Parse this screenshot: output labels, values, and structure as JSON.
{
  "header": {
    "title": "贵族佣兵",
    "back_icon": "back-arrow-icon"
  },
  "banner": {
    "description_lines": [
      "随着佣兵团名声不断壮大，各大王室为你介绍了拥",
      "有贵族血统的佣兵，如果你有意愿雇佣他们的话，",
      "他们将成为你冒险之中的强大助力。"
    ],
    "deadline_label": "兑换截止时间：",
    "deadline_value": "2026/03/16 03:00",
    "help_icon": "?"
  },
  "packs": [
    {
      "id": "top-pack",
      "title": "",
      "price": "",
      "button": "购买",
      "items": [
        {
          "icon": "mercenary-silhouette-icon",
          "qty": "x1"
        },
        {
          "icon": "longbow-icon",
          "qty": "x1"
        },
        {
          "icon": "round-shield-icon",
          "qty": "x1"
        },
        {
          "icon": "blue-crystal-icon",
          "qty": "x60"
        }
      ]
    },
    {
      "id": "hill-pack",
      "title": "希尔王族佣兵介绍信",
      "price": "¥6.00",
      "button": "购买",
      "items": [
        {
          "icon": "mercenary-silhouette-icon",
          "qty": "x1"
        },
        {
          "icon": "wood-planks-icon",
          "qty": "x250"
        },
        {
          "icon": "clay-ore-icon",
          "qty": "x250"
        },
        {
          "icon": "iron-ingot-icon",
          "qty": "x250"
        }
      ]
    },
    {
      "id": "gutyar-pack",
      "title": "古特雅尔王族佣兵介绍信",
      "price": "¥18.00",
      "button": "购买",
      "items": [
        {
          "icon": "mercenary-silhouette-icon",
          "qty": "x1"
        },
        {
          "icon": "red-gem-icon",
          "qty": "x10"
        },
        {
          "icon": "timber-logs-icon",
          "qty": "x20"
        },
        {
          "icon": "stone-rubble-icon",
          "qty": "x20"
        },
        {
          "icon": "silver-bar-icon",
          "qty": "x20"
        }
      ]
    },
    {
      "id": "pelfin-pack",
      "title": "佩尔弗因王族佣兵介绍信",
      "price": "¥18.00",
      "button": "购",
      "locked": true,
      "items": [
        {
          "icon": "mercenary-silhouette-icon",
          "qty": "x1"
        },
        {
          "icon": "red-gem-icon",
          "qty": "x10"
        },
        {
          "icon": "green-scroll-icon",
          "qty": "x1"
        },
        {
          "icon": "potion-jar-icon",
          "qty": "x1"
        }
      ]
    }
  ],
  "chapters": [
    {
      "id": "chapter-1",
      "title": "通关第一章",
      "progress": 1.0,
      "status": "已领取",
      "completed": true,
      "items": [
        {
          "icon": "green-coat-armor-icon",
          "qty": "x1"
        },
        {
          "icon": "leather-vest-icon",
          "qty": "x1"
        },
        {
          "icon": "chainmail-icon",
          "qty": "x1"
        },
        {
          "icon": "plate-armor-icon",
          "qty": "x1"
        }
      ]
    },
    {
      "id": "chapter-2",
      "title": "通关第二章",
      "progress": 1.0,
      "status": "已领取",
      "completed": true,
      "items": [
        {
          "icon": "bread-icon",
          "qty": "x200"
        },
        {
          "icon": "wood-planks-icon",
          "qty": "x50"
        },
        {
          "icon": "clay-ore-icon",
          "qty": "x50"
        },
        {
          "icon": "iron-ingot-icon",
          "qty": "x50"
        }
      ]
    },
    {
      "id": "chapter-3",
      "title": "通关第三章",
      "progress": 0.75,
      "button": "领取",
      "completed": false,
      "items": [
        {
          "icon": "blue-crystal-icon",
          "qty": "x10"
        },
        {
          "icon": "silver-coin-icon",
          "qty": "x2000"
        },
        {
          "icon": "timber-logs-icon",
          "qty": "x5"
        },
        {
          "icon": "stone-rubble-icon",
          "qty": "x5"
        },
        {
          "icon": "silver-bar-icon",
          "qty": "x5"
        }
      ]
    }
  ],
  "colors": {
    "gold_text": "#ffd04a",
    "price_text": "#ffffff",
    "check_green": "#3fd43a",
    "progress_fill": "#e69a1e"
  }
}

========

- **What the task asks**: Of the lines in this material, state how many hold the string "title". Write no other words.

- **Solution for this task**: 8